## [PROBLEM]
Count each line below that has "Other" anywhere in it. Answer with the total alone.

## [EXTRACTED ENTRIES]

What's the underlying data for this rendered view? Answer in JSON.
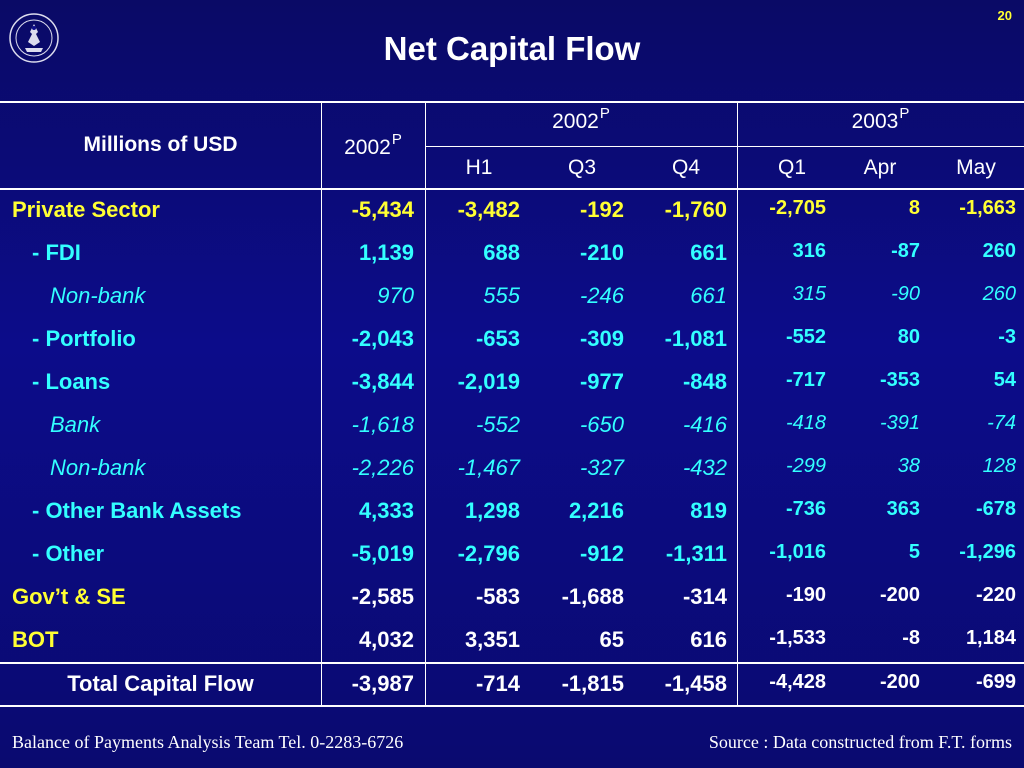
{
  "slide_number": "20",
  "title": "Net Capital Flow",
  "header": {
    "units": "Millions of USD",
    "col_2002": "2002",
    "group_2002": "2002",
    "group_2003": "2003",
    "sup": "P",
    "subcols": [
      "H1",
      "Q3",
      "Q4",
      "Q1",
      "Apr",
      "May"
    ]
  },
  "rows": [
    {
      "label": "Private Sector",
      "style": "yellow",
      "indent": 0,
      "values": [
        "-5,434",
        "-3,482",
        "-192",
        "-1,760",
        "-2,705",
        "8",
        "-1,663"
      ]
    },
    {
      "label": "- FDI",
      "style": "cyan",
      "indent": 1,
      "values": [
        "1,139",
        "688",
        "-210",
        "661",
        "316",
        "-87",
        "260"
      ]
    },
    {
      "label": "Non-bank",
      "style": "cyan-it",
      "indent": 2,
      "values": [
        "970",
        "555",
        "-246",
        "661",
        "315",
        "-90",
        "260"
      ]
    },
    {
      "label": "- Portfolio",
      "style": "cyan",
      "indent": 1,
      "values": [
        "-2,043",
        "-653",
        "-309",
        "-1,081",
        "-552",
        "80",
        "-3"
      ]
    },
    {
      "label": "- Loans",
      "style": "cyan",
      "indent": 1,
      "values": [
        "-3,844",
        "-2,019",
        "-977",
        "-848",
        "-717",
        "-353",
        "54"
      ]
    },
    {
      "label": "Bank",
      "style": "cyan-it",
      "indent": 2,
      "values": [
        "-1,618",
        "-552",
        "-650",
        "-416",
        "-418",
        "-391",
        "-74"
      ]
    },
    {
      "label": "Non-bank",
      "style": "cyan-it",
      "indent": 2,
      "values": [
        "-2,226",
        "-1,467",
        "-327",
        "-432",
        "-299",
        "38",
        "128"
      ]
    },
    {
      "label": "- Other Bank Assets",
      "style": "cyan",
      "indent": 1,
      "values": [
        "4,333",
        "1,298",
        "2,216",
        "819",
        "-736",
        "363",
        "-678"
      ]
    },
    {
      "label": "- Other",
      "style": "cyan",
      "indent": 1,
      "values": [
        "-5,019",
        "-2,796",
        "-912",
        "-1,311",
        "-1,016",
        "5",
        "-1,296"
      ]
    },
    {
      "label": "Gov’t & SE",
      "style": "yellow",
      "indent": 0,
      "values": [
        "-2,585",
        "-583",
        "-1,688",
        "-314",
        "-190",
        "-200",
        "-220"
      ],
      "white_values": true
    },
    {
      "label": "BOT",
      "style": "yellow",
      "indent": 0,
      "values": [
        "4,032",
        "3,351",
        "65",
        "616",
        "-1,533",
        "-8",
        "1,184"
      ],
      "white_values": true
    }
  ],
  "total": {
    "label": "Total Capital Flow",
    "values": [
      "-3,987",
      "-714",
      "-1,815",
      "-1,458",
      "-4,428",
      "-200",
      "-699"
    ]
  },
  "footer": {
    "left": "Balance of Payments Analysis Team Tel. 0-2283-6726",
    "right": "Source : Data constructed from F.T. forms"
  },
  "colors": {
    "label_yellow": "#ffff33",
    "label_cyan": "#33ffff",
    "background": "#0c0c8a"
  }
}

## [EXERCISE RESULT]
2